Recuerdo mi pensamiento detenido. Mi madre, que solía desafinar con solemnidad las canciones de Sui Generis, estaba indignadísima. “Chipi chipi bombón: mirá lo que canta ahora Charly García”. También un amigo, -mi amor personal-, que tocaba la guitarra. “Es una huevada”. No los contradije, pero un domingo recorté del diario una entrevista y un recuadro con la letra. Yo tenía quince años y me pasmó de admiración: “Yo nunca fui a New York/ No sé lo que es París/ Vivo bajo la tierra/ Vivo dentro de mí/ Yo no tengo un espejo/ No tengo un souvenir”. Muchas cosas pensé más tarde, cuando terminé de escuchar el disco entero, absorbida. La hija de la lágrima, disco que salió en 1994, se escuchaba como una larga novela, un poco ridícula o trágica. “La sombra llega y no espera,/ se presenta/ y no te deja opción. / Todo se vuelve madera”. Charly hablaba en primera persona y era una chica; su presente era precario, estaba por desvanecerse. Había momentos de furia y también de contemplación. Panoramas sonoros, cosas rotas, ruidos de calle y de lluvia. Como marca de su conceptualidad, las canciones estaban entretejidas por frases recursivas, algunas voces o palabras. Una malla con inserciones chistosas, como una rumba breve, un cover de rock y otras pavadas. “Chipi chipi” era, de hecho, la cima, el súmum de la pavada; así lo escuchaban los amantes del “contenido” y así lo escucharon las radios, ya que rápidamente fue un hit. Hay dando vueltas en Youtube un video de Charly en el programa de Susana Giménez, en 1995. Charly la invita al piano, ella se sienta junto a él, él le dedicará una canción, canta “Chipi chipi” y la mira. Música y Susana son lo mismo. Susana acompaña con felicidad.

*Consigna escrita*
¿Puedes continuar el texto sobre el disco La hija de la lágrima, de Charly García, a partir de su última oración?

*Filas proporcionadas*
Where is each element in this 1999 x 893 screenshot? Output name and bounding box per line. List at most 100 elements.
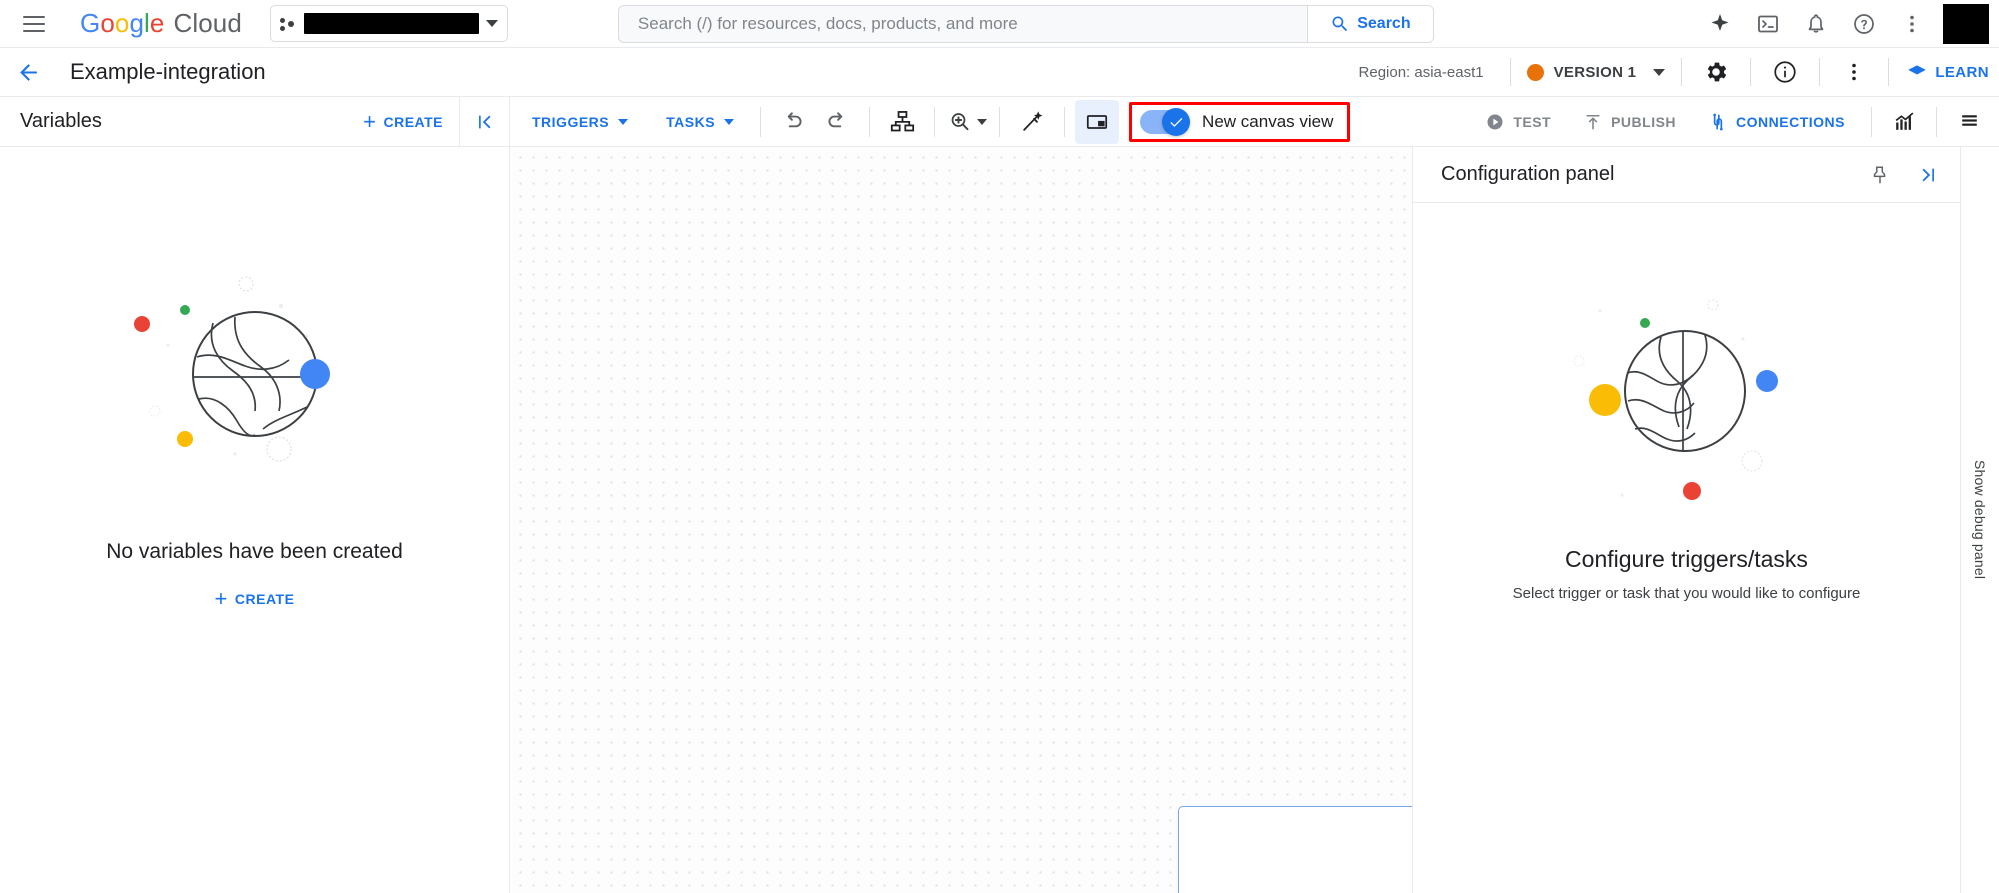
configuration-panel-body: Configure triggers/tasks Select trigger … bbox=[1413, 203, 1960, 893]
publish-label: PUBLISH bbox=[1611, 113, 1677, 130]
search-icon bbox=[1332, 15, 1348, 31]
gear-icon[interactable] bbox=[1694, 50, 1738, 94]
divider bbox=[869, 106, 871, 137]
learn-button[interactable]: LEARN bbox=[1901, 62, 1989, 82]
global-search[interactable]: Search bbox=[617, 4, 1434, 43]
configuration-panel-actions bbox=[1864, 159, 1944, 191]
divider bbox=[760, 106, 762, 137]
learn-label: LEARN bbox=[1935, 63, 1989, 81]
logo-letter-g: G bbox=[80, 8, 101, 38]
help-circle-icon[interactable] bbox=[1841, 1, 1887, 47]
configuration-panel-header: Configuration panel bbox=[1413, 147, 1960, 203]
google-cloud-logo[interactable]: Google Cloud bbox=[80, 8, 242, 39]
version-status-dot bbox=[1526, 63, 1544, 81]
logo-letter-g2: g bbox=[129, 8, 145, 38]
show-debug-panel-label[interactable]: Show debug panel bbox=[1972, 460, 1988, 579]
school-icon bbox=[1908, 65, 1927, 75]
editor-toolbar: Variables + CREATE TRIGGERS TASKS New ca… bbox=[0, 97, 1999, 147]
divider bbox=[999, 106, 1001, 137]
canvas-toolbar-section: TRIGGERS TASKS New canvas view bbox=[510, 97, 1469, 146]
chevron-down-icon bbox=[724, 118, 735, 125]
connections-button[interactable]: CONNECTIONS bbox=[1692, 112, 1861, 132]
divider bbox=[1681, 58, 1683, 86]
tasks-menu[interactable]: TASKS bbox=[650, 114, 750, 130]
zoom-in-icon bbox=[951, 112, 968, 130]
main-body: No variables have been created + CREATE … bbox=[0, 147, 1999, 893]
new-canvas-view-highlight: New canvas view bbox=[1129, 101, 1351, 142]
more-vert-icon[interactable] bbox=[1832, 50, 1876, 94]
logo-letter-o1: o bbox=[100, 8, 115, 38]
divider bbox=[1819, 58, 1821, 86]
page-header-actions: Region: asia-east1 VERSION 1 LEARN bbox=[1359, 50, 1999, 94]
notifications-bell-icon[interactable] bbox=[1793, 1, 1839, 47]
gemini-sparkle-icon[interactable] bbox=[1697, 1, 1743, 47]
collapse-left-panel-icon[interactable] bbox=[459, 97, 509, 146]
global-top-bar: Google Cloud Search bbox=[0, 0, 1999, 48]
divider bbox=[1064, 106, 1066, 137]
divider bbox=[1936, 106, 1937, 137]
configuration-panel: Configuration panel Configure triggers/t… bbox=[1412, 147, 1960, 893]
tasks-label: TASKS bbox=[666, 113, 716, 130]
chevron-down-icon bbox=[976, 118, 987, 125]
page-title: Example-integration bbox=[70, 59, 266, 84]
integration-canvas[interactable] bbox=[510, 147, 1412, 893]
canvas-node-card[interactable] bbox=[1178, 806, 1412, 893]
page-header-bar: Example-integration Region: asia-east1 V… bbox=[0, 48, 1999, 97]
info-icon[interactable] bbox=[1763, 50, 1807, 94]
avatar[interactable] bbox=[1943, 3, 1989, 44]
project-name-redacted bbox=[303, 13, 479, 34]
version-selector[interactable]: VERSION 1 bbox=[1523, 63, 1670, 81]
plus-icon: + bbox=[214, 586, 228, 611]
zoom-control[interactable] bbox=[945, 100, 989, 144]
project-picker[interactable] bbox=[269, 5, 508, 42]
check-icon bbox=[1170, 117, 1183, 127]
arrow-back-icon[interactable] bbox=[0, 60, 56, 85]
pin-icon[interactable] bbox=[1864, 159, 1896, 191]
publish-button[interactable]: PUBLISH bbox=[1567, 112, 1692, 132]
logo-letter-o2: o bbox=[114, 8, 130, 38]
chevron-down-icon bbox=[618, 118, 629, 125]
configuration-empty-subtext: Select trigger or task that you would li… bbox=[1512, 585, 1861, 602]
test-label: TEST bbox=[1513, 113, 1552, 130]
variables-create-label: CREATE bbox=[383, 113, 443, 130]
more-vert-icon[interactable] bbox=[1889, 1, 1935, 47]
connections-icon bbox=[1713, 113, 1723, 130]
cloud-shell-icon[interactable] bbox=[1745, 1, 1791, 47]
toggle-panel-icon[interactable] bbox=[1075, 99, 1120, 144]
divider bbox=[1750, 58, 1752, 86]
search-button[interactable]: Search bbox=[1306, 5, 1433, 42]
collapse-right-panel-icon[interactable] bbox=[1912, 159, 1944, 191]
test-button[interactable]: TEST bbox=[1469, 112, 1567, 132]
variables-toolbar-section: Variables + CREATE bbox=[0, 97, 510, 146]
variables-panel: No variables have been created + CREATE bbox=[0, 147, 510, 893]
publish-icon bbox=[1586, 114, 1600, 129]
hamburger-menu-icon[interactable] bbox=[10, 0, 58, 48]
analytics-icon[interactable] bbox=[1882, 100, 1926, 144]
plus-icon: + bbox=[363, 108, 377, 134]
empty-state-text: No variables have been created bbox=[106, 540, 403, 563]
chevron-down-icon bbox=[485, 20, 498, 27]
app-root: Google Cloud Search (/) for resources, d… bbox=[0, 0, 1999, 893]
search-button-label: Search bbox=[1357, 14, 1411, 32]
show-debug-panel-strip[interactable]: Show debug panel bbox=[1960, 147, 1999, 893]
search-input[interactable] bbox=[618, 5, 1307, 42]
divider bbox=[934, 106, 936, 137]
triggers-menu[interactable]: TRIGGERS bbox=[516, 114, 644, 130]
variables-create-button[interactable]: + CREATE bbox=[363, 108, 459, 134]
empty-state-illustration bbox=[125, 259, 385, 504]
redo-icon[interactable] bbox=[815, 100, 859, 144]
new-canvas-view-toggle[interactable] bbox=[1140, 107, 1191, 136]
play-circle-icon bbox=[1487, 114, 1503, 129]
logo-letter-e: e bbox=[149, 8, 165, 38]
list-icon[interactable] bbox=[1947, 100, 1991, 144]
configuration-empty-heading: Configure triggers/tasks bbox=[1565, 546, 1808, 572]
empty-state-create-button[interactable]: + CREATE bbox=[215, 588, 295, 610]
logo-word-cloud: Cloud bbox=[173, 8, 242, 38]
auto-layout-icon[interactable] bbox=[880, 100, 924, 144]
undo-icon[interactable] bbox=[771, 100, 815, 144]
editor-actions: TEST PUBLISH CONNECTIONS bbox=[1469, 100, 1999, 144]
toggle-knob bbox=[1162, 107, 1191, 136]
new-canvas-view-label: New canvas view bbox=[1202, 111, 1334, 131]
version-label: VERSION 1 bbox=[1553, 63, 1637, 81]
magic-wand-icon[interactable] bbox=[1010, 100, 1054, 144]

*Respuesta del ejercicio*
La palabra “chipi-chipi”, le dijo a Daniel Riera por aquel entonces, no significa nada, o mejor, significa la nada misma, una canción de esas “en las que el plagio está bien visto”. Musiquita de manivela: “Esta canción durará por siempre/ por eso mismo yo la hice así”. Más cerca o más lejos del oído, Charly inscribía en La hija de la lágrima la boludez: exageraba y desviaba el dolor de la protagonista, lo volvía tierno y pop. “Chipi chipi” llegaba a un límite, los exultantes escuchas de Charly que lo elevaban por sus letras resistentes y punzantes al poder o a la sociedad no podrían haber sostenido enteramente que en ese tema hubiera únicamente ironía o parodia, o cualquier forma del binarismo que rebajase algo para ocultar un sentido mayor. Se escuchaba eso y un poco más: la musiquita, la ternura, el vacío del pensar. Era todo eso junto lo que nos hacía reír en “Chipi chipi”, sin entender qué nos daba gracia.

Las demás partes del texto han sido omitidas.